I think it has to do with vision—with a vision of US History and Indian history and how they were intertwined and distorted by the lack of acknowledgement that Indians HAD a history before Euro-Americans. It has to do with honoring personal interview, stories and legends, the pieces of culture that were discarded, or were pushed out of the “history” bin and into the “natural history” bin (along with dinosaurs and bugs, as Alvin said). It has to do with what he called “Eurocentrism” which devalues indigenous knowledge and non-Judeo-Christian religious traditions.

In the “Oklahoma Lecture in the Humanities” presented in Tulsa in 1992, Alvin quotes a textbook, American History: A Survey, published by his publisher, Knopf, in 1987! “For thousands of centuries, centuries in which the human faces were evolving, forming communities, and building the beginnings of national civilizations in Africa, Asia, and Europe—the continents we know as the Americas stood empty of mankind and its works…The story of this new world… is a story of the creation of civilization where none existed.”

*SUPPLIED RECORDS*.

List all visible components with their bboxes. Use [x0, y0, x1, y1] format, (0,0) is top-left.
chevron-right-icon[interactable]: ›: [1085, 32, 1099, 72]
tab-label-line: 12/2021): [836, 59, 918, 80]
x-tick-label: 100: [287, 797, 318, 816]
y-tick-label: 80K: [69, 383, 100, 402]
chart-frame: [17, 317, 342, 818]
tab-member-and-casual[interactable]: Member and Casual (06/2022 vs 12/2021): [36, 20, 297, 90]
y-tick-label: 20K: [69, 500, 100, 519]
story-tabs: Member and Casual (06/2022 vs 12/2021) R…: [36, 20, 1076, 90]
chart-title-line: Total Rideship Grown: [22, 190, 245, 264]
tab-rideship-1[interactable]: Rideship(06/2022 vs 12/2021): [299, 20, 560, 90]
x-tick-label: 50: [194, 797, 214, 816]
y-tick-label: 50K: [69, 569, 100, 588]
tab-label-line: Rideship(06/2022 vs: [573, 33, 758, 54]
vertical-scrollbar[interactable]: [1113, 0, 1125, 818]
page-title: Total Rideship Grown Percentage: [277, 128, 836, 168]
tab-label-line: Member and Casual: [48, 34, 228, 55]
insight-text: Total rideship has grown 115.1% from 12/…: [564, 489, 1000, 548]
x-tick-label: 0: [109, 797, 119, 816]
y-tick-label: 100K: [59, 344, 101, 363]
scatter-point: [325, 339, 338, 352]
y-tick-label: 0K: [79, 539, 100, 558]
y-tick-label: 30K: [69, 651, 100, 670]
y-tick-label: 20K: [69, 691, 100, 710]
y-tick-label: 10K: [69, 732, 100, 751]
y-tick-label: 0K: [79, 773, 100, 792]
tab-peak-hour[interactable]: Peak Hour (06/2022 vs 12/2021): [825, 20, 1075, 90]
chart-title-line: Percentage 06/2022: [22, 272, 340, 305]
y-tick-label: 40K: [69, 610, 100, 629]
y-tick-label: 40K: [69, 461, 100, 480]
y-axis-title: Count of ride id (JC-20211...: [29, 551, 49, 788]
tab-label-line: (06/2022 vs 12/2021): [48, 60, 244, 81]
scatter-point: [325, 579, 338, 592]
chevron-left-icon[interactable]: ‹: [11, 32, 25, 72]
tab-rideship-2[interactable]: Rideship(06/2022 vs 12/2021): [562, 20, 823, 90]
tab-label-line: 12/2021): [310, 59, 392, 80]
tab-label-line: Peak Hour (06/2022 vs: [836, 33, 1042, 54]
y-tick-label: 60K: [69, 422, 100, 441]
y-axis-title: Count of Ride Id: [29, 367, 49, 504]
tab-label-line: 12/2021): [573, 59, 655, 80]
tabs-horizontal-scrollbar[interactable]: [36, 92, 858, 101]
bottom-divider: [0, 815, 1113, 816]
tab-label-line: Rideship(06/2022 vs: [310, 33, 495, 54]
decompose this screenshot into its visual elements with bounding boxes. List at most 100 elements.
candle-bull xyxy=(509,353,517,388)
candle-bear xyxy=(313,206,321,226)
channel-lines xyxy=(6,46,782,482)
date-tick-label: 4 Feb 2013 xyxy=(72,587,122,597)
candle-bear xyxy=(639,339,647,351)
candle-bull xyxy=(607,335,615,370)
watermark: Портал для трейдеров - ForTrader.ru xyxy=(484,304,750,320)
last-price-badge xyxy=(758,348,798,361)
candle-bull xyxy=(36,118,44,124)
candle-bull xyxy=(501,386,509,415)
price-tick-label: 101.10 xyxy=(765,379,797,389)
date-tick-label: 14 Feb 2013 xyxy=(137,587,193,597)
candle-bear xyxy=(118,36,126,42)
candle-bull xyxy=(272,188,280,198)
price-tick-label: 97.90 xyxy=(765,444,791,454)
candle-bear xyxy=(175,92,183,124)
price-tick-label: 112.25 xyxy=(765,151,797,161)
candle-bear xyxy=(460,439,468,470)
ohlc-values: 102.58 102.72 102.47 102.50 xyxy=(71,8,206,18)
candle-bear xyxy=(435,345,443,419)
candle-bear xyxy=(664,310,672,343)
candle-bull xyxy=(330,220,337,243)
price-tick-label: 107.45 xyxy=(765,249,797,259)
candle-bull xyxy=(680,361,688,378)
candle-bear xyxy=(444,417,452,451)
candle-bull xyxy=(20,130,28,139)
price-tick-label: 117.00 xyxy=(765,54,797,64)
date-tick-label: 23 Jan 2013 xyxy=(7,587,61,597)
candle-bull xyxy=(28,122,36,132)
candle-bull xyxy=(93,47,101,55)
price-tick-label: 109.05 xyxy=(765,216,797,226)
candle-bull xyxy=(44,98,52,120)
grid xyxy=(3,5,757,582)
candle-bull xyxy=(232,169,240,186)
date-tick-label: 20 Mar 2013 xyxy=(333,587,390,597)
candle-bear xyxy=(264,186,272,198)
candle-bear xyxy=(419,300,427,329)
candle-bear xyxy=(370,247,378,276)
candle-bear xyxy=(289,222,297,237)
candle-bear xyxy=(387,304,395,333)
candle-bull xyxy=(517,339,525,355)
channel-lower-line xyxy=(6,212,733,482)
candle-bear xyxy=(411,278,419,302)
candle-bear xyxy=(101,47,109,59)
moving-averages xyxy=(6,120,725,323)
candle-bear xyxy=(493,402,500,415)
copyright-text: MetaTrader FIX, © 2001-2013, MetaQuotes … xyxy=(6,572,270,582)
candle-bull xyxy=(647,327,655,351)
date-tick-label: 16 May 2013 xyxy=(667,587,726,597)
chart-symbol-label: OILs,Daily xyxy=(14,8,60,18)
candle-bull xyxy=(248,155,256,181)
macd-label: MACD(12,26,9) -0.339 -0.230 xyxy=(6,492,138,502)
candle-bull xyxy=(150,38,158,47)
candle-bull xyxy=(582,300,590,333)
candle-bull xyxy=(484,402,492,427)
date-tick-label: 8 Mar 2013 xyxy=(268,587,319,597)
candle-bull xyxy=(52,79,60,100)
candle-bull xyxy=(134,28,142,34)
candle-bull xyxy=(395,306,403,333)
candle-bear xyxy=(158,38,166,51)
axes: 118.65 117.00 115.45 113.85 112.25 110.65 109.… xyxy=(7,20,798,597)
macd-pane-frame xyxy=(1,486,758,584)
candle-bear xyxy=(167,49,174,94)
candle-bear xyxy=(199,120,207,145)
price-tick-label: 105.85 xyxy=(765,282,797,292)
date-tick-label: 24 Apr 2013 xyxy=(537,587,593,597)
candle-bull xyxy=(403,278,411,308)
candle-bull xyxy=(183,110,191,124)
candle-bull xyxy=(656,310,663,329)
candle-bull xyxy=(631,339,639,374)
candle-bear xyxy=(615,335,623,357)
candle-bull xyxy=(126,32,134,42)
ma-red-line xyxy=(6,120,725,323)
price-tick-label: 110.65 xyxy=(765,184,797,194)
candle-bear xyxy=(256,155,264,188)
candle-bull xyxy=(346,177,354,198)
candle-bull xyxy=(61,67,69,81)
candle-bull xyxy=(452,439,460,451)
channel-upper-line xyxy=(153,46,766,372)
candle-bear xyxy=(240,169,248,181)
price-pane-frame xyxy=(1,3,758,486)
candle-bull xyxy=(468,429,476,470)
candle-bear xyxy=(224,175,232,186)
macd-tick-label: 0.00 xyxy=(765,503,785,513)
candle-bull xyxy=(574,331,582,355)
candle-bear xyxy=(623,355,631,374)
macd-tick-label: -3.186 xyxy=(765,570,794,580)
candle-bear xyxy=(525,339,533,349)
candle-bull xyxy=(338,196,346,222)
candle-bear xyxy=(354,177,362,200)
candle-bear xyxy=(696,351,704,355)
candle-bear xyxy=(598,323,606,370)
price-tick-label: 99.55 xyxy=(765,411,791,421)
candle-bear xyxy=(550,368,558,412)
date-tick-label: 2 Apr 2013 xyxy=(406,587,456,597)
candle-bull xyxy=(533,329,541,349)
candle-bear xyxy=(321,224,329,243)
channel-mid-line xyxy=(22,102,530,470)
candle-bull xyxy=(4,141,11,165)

*OBJECTIVES*.
- 1) Rewrite the paragraph of the Indian history text that begins "I think it has to do with vision" as a short list that keeps its main points.
- 2) Reproduce word for word the part of the Indian history text that opens with the words containing "I think it has" and closes with "non-Judeo-Christian religious traditions.".
- 3) Proceed with the Indian history text, picking up after its final sentence.

*RESPONSES PER TASK*.
- 1)
- It concerns a vision of US history and Indian history as intertwined, and distorted because it was not acknowledged that Indians had a history before Euro-Americans.
- It honors personal interviews, stories and legends: pieces of culture that were discarded or pushed out of the "history" bin into the "natural history" bin, alongside dinosaurs and bugs, as Alvin said.
- It concerns what he called "Eurocentrism," which devalues indigenous knowledge and non-Judeo-Christian religious traditions.

- 2)
I think it has to do with vision—with a vision of US History and Indian history and how they were intertwined and distorted by the lack of acknowledgement that Indians HAD a history before Euro-Americans. It has to do with honoring personal interview, stories and legends, the pieces of culture that were discarded, or were pushed out of the “history” bin and into the “natural history” bin (along with dinosaurs and bugs, as Alvin said). It has to do with what he called “Eurocentrism” which devalues indigenous knowledge and non-Judeo-Christian religious traditions.

- 3)
He reminded his audience that the learned historians were not alone, that few Americans knew about American Indians’ contributions of food, language, and law to the world, and that most Americans still thought that American Indians were all pretty much the same—spoke one generic language, had one religion, and had had one economy, stereotypically that of the post horse plains Indians. They didn’t—and I would add that we still don’t—know where the Cherokees and Navajos and Blackfeet live, and how their pre-Columbian migrations and post US national government wars and treaties got them there.

This speech was given in 1992. Alvin’s words, which can I think drive us still, are that “For the Quincentenary to have more than surface meaning, finally, for ourselves and our children’s children, we ought to recognize and understand, also, not alone what Indians have contributed to the world, but what they could have contributed if they had been allowed to do so, and what they can, and may still, contribute. All in all it is a much bigger assignment than merely acknowledging that Indians, rather than Columbus, discovered America.”

Alvin Josephy is a burr in our historic hides. I want to make sure that he continues to rub.

(photo; Jonathan Nicholas and Alvin Josephy, probably 1989, at Summer Fishtrap at Wallowa Lake Methodist Camp)

Tuesday, March 1, 2011

A reflection on Winona LaDuke’s visit to Fishtrap


Small world—and invisible Indians

Winona LaDuke was at Winter Fishtrap this weekend. She is an enrolled member of the Mississippi Band of Anishinaabeg on the White Earth Reservation in Northern Minnesota and a global activist on behalf of Indian rights and sustainable natural resource use.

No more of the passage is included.